## GOAL
Which lines hold the word "والحسن"? Copy each of them.

** START RECORDS **

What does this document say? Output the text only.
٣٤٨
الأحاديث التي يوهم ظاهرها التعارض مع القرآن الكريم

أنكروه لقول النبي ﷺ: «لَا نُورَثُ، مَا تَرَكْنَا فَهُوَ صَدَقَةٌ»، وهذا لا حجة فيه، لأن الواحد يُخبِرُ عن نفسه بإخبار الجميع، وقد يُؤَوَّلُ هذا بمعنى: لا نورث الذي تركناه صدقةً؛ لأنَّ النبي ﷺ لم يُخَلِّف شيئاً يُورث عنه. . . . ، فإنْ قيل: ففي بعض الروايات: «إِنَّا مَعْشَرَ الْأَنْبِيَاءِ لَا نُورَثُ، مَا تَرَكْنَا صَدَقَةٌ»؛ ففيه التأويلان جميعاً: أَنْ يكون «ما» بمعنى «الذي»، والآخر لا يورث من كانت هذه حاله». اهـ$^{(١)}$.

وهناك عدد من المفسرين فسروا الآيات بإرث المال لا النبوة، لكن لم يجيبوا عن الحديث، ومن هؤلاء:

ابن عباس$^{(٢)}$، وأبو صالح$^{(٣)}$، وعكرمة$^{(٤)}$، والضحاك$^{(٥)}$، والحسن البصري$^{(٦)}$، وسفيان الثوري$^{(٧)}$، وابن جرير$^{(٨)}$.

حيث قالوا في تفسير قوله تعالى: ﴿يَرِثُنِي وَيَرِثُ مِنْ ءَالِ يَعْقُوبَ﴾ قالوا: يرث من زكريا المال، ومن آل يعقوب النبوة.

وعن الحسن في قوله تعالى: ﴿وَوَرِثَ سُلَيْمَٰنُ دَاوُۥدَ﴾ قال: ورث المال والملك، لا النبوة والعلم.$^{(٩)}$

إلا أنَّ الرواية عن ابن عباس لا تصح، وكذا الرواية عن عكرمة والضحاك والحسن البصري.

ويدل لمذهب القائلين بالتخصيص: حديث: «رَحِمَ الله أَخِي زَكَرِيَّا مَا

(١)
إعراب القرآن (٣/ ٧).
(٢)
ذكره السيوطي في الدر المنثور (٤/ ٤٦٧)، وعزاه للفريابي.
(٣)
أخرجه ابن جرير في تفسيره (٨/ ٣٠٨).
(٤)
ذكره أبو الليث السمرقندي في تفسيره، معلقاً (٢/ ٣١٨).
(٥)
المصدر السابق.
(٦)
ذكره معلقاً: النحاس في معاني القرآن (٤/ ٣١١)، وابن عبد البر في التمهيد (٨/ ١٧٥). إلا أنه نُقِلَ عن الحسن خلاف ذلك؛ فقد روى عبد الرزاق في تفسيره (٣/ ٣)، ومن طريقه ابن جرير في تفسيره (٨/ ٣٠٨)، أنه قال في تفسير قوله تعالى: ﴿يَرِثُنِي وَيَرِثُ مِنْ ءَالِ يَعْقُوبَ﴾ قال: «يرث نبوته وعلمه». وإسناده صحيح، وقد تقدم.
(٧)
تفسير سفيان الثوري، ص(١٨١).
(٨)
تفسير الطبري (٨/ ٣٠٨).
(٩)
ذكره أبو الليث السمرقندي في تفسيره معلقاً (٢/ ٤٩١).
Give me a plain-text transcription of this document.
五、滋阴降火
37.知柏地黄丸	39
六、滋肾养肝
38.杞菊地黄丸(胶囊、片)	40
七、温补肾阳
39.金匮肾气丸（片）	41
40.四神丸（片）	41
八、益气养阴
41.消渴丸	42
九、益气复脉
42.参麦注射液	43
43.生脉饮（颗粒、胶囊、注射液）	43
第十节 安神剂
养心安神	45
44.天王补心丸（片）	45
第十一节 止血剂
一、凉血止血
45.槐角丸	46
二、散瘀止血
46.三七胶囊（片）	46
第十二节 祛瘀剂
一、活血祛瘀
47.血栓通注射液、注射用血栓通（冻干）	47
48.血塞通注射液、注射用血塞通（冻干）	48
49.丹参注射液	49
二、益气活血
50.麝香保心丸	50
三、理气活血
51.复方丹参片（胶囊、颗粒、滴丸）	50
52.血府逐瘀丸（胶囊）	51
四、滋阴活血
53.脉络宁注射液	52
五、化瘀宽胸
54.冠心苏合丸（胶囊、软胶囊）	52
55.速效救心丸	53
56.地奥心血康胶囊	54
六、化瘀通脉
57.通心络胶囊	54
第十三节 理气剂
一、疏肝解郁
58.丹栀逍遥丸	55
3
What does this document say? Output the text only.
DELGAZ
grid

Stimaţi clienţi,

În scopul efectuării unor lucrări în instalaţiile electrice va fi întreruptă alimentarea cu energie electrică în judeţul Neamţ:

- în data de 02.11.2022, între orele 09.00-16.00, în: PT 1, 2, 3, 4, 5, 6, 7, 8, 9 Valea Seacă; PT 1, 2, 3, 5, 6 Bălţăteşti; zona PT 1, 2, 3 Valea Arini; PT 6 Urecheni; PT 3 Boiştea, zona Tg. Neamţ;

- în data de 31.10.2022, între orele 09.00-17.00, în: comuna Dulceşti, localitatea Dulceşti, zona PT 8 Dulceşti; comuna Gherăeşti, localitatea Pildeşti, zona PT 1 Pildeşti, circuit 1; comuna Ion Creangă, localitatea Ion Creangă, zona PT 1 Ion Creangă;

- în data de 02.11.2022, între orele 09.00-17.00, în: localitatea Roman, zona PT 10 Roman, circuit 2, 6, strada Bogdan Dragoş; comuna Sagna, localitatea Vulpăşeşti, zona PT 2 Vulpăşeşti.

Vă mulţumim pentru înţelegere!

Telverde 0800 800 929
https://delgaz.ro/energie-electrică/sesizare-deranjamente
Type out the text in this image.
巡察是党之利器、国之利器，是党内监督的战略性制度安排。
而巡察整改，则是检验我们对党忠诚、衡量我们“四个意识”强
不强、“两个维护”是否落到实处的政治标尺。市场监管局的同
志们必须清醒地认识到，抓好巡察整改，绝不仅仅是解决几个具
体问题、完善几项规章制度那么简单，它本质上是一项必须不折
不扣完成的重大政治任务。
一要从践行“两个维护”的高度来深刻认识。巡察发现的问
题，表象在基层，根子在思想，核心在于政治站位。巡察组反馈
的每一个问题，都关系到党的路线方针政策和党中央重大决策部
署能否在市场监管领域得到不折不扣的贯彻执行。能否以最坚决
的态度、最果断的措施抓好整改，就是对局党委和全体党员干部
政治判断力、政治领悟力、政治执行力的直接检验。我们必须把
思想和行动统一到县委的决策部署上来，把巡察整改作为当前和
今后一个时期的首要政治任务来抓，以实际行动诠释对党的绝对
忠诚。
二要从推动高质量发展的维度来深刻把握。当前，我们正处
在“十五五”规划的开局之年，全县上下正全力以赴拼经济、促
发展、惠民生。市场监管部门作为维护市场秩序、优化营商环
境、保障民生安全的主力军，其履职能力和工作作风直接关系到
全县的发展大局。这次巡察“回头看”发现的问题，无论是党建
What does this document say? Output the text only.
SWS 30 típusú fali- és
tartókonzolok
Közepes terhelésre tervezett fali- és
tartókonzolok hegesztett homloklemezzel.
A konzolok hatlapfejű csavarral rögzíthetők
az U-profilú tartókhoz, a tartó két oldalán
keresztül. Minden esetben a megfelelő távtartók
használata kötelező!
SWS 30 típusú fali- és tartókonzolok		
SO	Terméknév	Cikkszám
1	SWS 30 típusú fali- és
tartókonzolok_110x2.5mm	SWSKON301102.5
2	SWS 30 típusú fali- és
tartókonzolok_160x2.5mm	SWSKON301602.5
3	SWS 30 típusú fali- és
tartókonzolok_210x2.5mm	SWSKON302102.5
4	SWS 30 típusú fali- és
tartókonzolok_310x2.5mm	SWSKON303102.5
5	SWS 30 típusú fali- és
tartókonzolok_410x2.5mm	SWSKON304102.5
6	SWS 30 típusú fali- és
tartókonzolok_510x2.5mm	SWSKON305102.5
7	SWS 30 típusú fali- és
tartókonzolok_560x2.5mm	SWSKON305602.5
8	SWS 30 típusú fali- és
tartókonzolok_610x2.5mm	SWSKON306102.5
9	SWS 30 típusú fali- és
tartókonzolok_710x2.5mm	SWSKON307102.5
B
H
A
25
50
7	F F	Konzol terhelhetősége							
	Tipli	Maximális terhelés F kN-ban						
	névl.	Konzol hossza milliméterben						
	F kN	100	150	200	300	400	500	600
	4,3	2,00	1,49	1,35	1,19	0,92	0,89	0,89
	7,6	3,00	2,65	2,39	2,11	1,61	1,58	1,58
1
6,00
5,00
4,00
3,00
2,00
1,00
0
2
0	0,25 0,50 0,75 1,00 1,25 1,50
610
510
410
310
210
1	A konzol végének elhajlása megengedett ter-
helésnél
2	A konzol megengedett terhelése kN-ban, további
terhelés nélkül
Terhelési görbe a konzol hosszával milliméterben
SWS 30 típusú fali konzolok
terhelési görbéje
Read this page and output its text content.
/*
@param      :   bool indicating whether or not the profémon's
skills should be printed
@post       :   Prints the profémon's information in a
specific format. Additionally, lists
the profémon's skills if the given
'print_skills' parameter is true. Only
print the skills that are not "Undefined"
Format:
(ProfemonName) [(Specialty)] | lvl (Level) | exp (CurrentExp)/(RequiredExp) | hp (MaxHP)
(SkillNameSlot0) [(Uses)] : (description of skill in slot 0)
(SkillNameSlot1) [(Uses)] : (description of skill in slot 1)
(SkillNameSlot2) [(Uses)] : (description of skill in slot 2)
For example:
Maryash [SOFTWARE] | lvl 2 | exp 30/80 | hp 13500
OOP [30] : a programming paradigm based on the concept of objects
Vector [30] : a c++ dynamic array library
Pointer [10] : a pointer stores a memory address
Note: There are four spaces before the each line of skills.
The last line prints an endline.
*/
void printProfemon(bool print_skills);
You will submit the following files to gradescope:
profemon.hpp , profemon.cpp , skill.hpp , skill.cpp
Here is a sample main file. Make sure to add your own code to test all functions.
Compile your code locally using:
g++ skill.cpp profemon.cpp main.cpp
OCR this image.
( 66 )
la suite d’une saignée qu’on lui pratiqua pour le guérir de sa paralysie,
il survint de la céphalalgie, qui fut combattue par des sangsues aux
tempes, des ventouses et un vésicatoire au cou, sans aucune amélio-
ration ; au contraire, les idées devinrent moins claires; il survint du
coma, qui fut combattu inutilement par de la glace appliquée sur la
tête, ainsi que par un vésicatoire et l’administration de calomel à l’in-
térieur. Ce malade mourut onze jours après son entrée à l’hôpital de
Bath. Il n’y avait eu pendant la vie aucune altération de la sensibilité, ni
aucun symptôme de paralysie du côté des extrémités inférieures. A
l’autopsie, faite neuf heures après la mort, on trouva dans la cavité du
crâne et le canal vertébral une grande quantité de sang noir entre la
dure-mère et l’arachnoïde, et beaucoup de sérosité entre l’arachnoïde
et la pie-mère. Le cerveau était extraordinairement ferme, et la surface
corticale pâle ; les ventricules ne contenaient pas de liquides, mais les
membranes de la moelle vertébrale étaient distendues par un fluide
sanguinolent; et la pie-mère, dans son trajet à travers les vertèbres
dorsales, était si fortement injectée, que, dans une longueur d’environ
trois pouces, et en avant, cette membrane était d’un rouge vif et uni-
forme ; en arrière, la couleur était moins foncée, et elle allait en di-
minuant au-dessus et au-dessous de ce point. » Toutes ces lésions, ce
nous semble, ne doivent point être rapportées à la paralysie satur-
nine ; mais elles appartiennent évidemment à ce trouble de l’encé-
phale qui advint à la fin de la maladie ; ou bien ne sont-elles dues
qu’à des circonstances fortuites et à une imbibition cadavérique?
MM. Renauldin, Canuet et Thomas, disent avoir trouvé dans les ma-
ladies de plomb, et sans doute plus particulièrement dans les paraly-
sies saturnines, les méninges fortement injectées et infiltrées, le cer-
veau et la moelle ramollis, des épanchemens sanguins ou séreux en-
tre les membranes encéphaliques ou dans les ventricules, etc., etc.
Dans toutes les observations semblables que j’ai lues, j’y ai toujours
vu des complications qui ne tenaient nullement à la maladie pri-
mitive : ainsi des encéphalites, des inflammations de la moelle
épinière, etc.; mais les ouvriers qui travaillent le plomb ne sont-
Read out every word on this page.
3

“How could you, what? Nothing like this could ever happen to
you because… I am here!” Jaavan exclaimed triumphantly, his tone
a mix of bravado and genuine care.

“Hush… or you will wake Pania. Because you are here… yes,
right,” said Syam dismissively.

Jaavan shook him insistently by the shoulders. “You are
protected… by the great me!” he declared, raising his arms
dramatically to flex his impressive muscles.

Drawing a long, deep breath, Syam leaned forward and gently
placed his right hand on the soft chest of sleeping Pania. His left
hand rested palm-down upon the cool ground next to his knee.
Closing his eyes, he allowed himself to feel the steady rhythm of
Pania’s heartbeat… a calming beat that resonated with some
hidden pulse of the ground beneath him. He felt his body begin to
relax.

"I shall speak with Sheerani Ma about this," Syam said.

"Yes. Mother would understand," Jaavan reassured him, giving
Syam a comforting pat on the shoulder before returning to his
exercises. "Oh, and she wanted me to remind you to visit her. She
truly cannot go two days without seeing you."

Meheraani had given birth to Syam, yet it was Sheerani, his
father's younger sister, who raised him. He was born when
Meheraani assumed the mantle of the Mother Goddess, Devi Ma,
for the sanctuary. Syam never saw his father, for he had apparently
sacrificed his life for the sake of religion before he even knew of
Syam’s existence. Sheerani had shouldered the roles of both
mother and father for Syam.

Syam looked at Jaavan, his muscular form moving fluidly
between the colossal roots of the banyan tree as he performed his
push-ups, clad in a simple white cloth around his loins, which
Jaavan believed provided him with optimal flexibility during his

** END RECORDS **

## RESULT OF THE EXERCISE
ابن عباس$^{(٢)}$، وأبو صالح$^{(٣)}$، وعكرمة$^{(٤)}$، والضحاك$^{(٥)}$، والحسن البصري$^{(٦)}$، وسفيان الثوري$^{(٧)}$، وابن جرير$^{(٨)}$.
إلا أنَّ الرواية عن ابن عباس لا تصح، وكذا الرواية عن عكرمة والضحاك والحسن البصري.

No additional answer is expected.